> Short problem
Copy out all the lines where "want" shows up.

> Recorded data

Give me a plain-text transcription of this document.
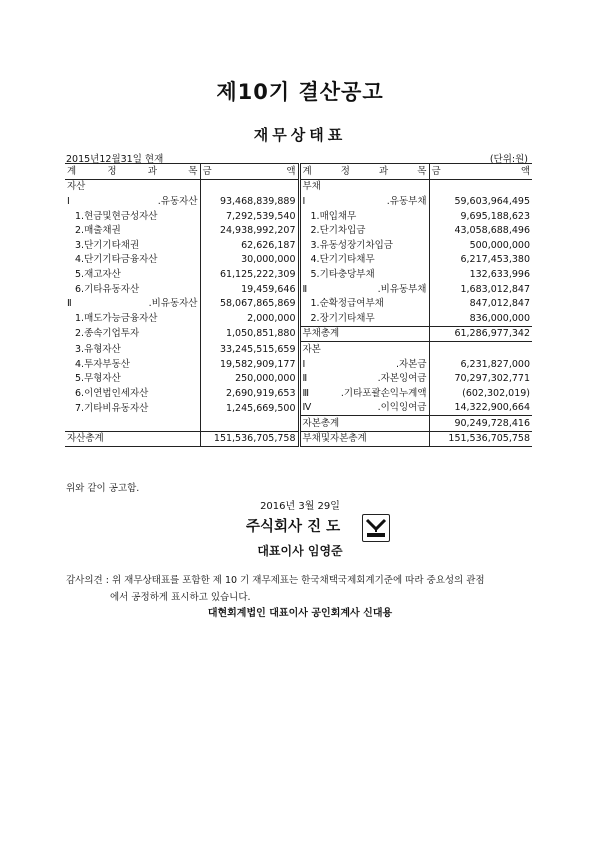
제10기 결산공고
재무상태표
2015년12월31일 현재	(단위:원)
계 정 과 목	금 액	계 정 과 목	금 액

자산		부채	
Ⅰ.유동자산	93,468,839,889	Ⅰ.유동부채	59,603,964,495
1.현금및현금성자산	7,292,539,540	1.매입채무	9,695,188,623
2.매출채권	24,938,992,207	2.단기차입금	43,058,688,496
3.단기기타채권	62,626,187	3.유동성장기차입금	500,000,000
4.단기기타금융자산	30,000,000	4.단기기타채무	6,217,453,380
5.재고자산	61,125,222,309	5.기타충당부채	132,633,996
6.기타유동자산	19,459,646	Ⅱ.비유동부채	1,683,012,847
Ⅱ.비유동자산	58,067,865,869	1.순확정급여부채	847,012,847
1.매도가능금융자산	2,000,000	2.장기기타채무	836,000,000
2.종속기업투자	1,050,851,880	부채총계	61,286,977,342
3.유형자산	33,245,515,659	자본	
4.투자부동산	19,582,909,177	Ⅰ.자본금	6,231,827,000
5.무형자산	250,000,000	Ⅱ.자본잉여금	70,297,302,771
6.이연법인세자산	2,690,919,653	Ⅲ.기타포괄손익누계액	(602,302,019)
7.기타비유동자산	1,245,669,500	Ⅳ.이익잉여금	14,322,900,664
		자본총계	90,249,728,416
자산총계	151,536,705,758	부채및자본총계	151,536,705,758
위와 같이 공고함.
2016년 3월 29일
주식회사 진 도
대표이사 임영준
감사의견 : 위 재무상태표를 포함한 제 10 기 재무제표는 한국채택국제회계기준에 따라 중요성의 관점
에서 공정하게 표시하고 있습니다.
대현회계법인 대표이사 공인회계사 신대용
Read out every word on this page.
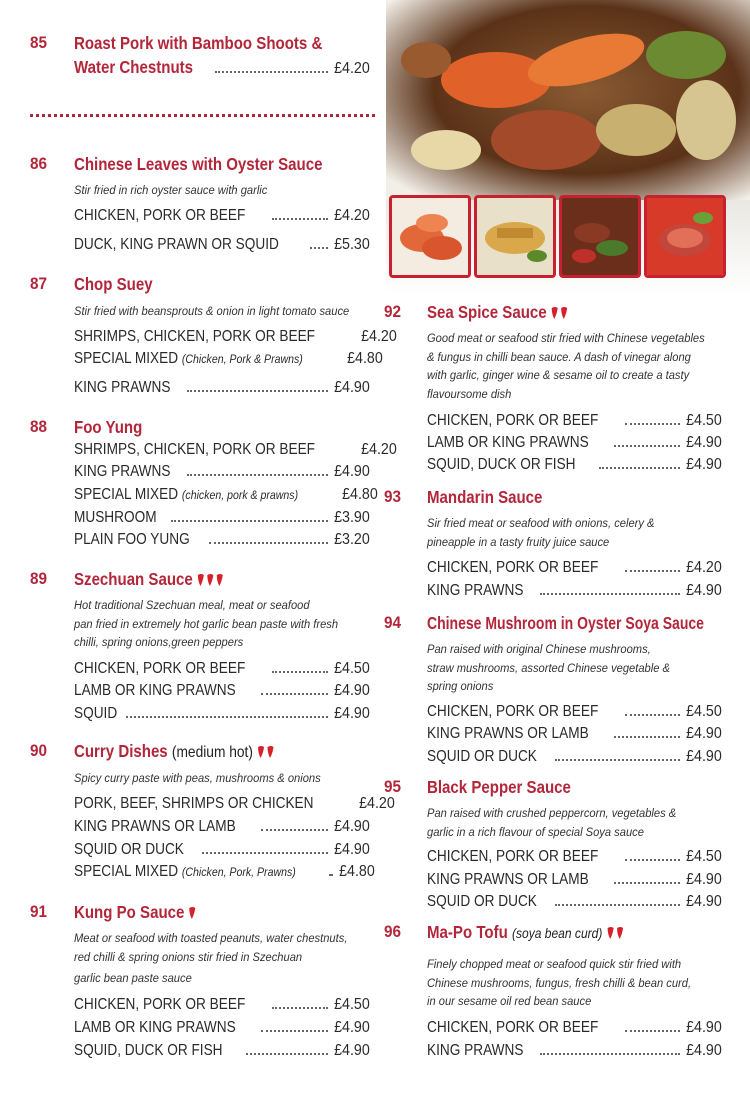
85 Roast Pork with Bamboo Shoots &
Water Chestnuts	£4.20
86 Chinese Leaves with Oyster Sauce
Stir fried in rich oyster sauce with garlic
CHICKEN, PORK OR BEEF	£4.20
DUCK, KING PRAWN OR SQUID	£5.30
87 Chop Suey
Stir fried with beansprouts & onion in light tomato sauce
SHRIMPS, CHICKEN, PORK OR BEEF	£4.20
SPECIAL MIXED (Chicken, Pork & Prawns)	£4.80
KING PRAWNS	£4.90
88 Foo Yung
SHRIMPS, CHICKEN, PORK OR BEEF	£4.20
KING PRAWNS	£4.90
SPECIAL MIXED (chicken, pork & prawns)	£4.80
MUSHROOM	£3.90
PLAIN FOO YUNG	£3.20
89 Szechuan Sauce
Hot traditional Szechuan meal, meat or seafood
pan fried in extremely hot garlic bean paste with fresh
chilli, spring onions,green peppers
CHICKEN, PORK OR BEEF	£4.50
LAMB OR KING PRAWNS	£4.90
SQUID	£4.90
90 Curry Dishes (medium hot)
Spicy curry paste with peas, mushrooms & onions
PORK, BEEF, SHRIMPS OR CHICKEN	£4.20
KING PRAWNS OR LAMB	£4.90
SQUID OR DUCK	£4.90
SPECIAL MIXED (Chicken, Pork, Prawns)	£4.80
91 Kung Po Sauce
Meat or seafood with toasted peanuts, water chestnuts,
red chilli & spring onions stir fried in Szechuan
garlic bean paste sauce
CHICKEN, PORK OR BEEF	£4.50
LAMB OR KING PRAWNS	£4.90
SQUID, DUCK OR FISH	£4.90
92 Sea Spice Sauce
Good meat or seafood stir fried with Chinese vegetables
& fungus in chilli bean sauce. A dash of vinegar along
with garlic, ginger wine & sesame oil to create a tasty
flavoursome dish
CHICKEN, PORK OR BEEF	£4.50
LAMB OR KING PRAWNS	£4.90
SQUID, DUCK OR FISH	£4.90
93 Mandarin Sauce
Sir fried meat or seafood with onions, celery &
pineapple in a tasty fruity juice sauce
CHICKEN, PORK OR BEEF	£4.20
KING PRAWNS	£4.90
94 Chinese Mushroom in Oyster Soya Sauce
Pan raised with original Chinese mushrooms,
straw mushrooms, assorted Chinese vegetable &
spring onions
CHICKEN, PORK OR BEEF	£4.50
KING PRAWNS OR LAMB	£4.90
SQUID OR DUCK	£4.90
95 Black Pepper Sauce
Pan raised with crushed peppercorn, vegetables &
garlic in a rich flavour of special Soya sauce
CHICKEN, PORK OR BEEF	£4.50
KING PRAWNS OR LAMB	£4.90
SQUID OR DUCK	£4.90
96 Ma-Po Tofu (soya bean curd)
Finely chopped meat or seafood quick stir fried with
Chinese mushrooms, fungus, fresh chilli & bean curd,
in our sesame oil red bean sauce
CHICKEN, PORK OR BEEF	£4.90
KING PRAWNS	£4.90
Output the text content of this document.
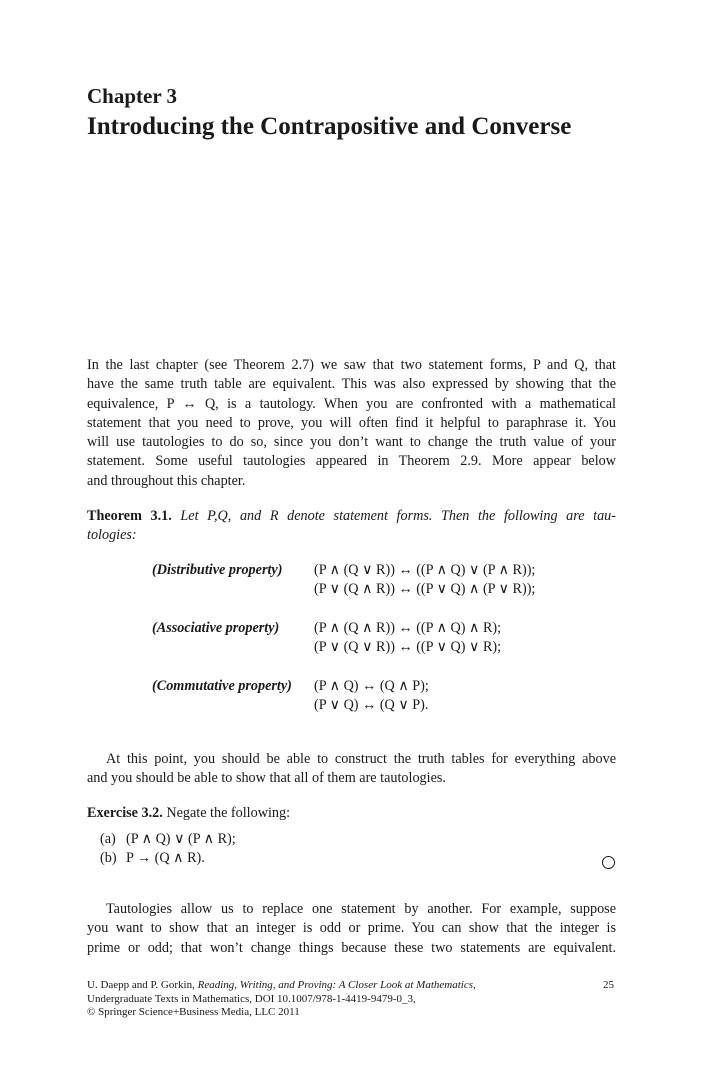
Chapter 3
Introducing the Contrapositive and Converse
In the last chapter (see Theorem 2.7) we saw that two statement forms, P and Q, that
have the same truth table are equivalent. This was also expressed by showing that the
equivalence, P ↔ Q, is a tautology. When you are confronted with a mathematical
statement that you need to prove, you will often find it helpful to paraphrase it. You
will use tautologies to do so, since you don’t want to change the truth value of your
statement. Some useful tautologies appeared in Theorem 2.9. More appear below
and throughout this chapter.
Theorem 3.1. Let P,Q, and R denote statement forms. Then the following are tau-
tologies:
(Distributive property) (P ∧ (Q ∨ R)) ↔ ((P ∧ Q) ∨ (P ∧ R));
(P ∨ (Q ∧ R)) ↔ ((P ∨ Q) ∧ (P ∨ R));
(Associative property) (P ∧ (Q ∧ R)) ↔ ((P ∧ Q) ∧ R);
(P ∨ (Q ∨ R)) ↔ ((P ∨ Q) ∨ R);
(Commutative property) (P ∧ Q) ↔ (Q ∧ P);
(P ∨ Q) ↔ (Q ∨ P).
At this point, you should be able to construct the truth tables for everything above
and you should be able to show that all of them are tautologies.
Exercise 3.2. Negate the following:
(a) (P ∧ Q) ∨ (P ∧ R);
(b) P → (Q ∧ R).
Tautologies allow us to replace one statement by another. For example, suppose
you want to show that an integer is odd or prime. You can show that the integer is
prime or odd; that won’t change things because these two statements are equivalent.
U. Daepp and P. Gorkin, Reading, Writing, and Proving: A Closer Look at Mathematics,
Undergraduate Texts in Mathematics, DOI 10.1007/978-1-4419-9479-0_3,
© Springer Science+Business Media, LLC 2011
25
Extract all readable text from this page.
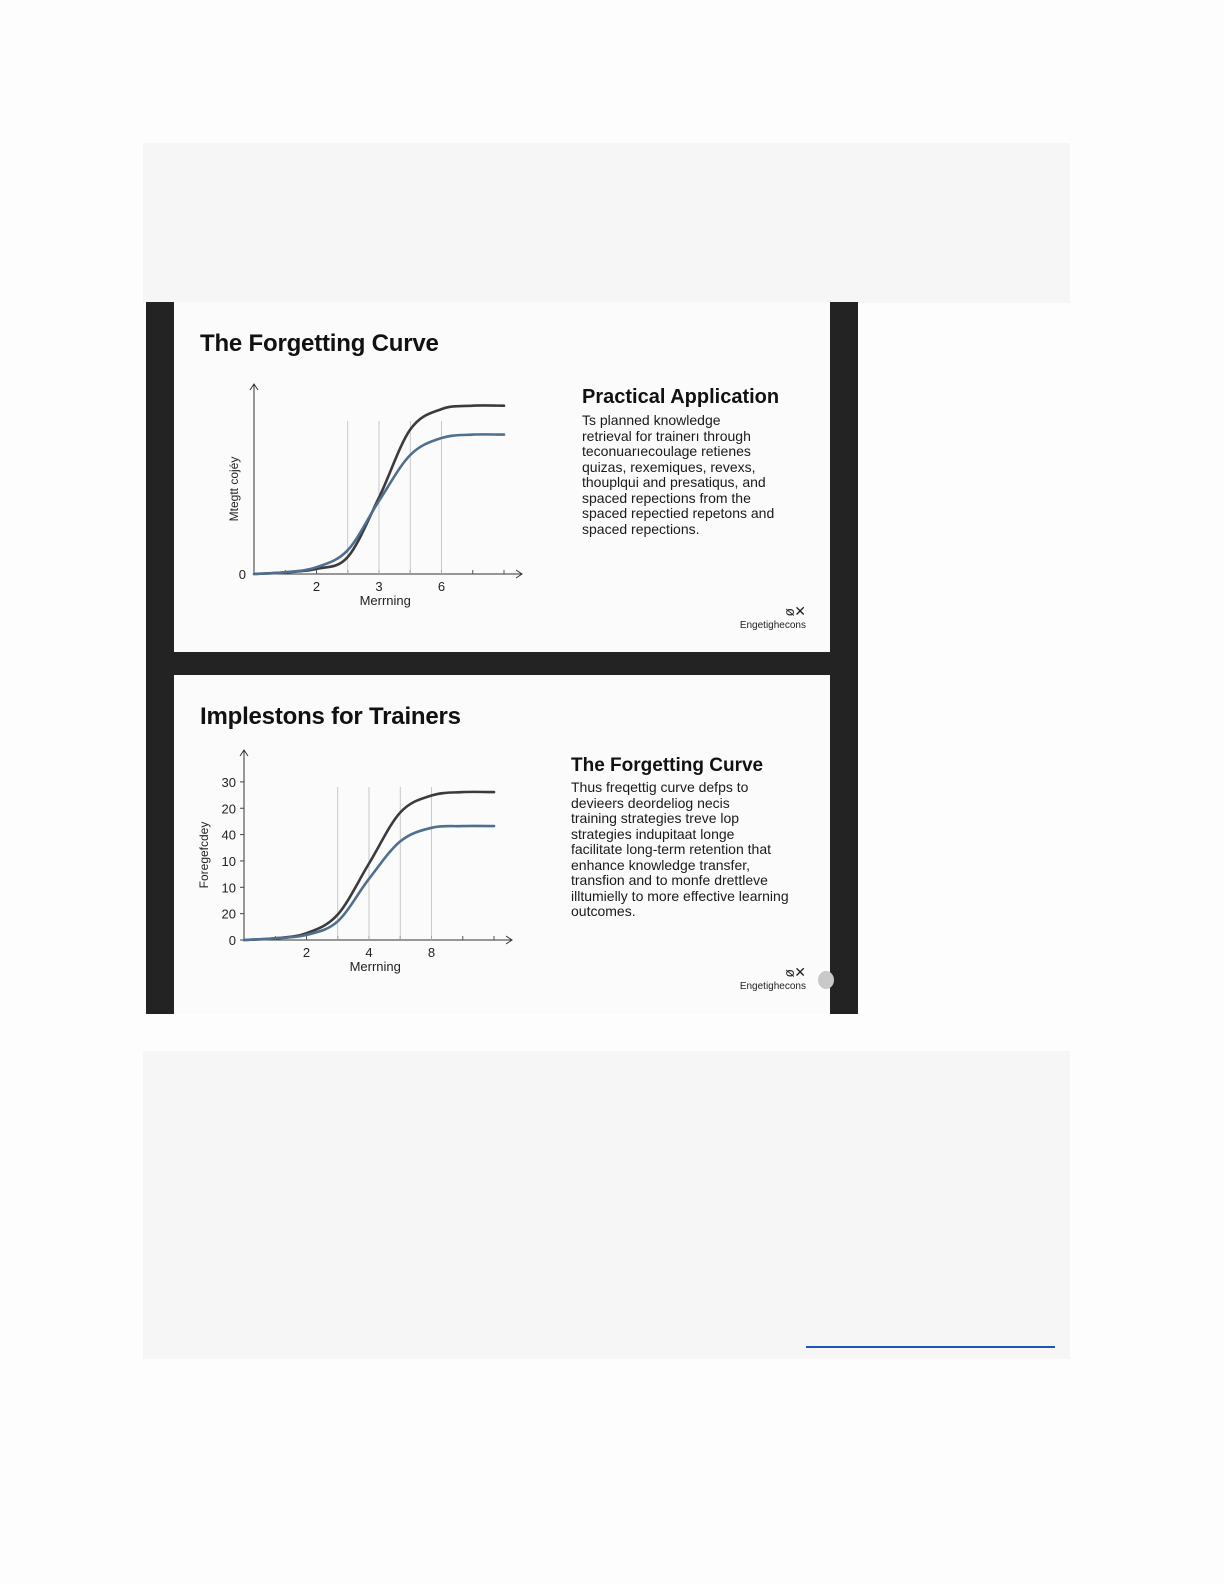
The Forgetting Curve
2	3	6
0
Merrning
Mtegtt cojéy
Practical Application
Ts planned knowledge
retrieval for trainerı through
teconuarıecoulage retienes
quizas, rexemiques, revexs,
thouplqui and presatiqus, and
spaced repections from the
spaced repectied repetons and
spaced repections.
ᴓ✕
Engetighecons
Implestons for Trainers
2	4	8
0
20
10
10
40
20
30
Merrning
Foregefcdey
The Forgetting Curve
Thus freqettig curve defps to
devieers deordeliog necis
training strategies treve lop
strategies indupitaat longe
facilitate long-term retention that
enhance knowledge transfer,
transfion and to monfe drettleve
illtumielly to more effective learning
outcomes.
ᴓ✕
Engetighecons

> Full answer
will use tautologies to do so, since you don’t want to change the truth value of your
you want to show that an integer is odd or prime. You can show that the integer is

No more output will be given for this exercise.